▶ _Tekstfragment_
Het externe veiligheidsbeleid heeft vorm gekregen in de risicobenadering. Er wordt getoetst aan twee verschillende normen: het plaatsgebonden risico (PR) en het groepsrisico (GR). Ten aanzien van het plaatsgebonden risico geldt een kans van 10-6 als grenswaarde. Dit betekent dat binnen de zogenaamde PR 10-6-contour geen nieuwe kwetsbare objecten mogen worden toegestaan. Voor ontwikkeling van nieuwe beperkt kwetsbare objecten, geldt deze norm als streefwaarde. Het GR drukt de kans per jaar uit dat een groep mensen van minimaal een bepaalde omvang overlijdt als rechtstreeks gevolg van een ongeval met gevaarlijke stoffen. Het onderscheid tussen kwetsbare en beperkt kwetsbare objecten is vastgelegd in het Besluit externe veiligheid inrichtingen.

In het kader van het aspect externe veiligheid is de Atlas van de Leefomgeving geraadpleegd.

Situatie plangebied

Risico relevante inrichtingen

Het perceel aan De Noord 34 is zelf niet aangemerkt als risicovolle inrichting. De verruiming van de bouw- en gebruiksmogelijkheden op het perceel zorgt niet voor een toename van het veiligheidsrisico voor de omgeving.

Verder blijkt uit de Atlas van de Leefomgeving dat in directe omgeving van het plangebied één risicovolle inrichting is gesitueerd. Het gaat om het perceel aan De Noord 39, dat circa 50 meter ten noorden van het plangebied ligt. Ter plaatse wordt butaan of propaan afgeleverd en opgeslagen. Het plangebied ligt buiten de terreingrens en risicocontour, waardoor geen risico's in het kader van externe veiligheid ontstaan. Overige risicobronnen liggen op grotere afstand van het plangebied en vormen daardoor geen belemmering voor het planvoornemen.

Vervoer gevaarlijke stoffen weg

Er zijn geen spoor- en waterwegen in de omgeving van het plangebied (binnen 400 meter) die zijn aangewezen voor het vervoer van gevaarlijke stoffen. Ditzelfde geldt voor wegen bedoeld voor vervoer van gevaarlijke stoffen. Er is geen sprake van belemmeringen in het kader van externe veiligheid.

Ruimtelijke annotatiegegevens
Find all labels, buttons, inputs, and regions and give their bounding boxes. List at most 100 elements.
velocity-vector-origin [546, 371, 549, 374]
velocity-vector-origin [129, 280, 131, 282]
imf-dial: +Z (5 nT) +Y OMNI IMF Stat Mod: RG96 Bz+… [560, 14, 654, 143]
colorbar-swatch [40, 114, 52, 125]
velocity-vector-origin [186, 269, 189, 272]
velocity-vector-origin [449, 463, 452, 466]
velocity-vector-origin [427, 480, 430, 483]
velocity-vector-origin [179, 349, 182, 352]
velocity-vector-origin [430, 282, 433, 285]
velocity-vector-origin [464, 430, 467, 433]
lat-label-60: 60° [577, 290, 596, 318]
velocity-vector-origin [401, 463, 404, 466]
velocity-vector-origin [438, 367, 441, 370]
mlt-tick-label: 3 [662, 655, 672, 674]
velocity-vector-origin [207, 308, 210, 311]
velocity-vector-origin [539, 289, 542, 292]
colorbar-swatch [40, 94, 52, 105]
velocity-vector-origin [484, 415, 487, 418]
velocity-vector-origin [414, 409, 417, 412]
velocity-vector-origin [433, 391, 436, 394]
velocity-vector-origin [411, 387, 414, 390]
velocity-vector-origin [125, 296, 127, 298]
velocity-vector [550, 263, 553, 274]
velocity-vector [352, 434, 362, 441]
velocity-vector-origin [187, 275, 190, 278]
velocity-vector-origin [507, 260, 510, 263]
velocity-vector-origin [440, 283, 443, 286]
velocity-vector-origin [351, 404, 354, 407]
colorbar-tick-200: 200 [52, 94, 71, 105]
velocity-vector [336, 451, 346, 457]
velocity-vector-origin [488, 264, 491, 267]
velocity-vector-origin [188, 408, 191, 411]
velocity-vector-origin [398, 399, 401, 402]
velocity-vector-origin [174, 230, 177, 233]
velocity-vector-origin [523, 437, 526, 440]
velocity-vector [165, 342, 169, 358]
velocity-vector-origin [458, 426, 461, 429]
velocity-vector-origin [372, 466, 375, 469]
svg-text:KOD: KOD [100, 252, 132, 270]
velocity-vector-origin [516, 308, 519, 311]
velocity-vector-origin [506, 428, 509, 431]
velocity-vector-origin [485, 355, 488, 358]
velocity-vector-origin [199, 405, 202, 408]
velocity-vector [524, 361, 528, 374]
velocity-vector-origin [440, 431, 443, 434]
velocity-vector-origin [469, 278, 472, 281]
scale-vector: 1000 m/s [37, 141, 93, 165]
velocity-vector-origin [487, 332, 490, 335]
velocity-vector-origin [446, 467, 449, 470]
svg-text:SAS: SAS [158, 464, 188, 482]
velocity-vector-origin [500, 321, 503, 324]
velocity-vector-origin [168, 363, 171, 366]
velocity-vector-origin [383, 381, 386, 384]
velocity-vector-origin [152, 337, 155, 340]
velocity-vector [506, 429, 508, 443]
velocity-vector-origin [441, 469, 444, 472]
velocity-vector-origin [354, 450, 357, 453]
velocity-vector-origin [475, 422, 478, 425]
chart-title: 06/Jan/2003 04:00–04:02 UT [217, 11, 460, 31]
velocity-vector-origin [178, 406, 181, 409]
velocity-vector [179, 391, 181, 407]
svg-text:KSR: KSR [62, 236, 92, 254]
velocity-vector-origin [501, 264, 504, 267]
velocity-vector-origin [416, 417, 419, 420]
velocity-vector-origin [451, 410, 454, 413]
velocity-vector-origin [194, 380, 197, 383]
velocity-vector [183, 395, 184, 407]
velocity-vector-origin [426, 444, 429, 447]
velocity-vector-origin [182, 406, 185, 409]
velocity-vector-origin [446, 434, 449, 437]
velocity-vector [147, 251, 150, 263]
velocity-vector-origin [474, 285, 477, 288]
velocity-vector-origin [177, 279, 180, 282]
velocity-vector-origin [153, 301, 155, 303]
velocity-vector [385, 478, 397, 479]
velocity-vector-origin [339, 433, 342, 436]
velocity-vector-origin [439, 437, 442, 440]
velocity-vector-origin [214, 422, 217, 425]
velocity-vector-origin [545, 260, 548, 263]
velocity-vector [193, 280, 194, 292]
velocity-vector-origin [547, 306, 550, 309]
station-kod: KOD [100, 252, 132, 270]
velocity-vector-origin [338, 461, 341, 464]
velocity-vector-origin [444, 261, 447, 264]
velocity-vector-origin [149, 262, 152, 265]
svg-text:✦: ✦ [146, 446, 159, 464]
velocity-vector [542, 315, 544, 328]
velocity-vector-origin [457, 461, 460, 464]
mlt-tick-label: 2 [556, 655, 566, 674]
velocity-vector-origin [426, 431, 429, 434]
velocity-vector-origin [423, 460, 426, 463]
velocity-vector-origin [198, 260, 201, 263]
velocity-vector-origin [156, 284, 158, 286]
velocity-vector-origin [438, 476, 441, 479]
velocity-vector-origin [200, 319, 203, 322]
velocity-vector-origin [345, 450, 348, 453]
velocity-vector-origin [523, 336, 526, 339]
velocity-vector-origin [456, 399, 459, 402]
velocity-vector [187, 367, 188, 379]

▶ _Opdracht_
Zet de tekst over externe veiligheid rond het plangebied voort, aansluitend op de laatste zin.

▶ _Eindresultaat_
Buisleidingen

Uit de Atlas van de Leefomgeving blijkt binnen een straal van 400 meter rond het plangebied geen buisleiding aanwezig zijn voor het vervoer van geaarlijke stoffen. Het plangebied is niet gelegen binnen een risicocontour of vrijwaringszone van een buisleiding. Er is geen sprake van belemmeringen in het kader van externe veiligheid.

Conclusie

Een en ander brengt met zich mee dat de ontwikkeling in overeenstemming is met wet- en regelgeving met betrekking tot van externe veiligheid.

4.10 Kabels en leidingen

Bij de uitvoering van ruimtelijke ontwikkelingen moet rekening worden gehouden met de aanwezigheid van elektriciteit- en communicatiekabels en nutsleidingen in de grond. Hier gelden beperkingen voor ingrepen in de bodem. Daarnaast zijn zones, bijvoorbeeld rondom hoogspanningsverbindingen, straalpaden en radarsystemen van belang. Deze vragen vaak om het beperken van gevoelige functies of van de hoogte van bouwwerken. Voor ruimtelijke plannen zijn alleen de hoofdleidingen van belang. De kleinere, lokale leidingen worden bij de uitvoering door middel van een KLIC-melding in kaart gebracht.

In of nabij het plangebied liggen geen kabels of leidingen die moeten worden voorzien van een planologische regeling.

Conclusie

Vanuit kabels en leidingen worden geen belemmeringen verwacht in relatie tot onderhavig initiatief.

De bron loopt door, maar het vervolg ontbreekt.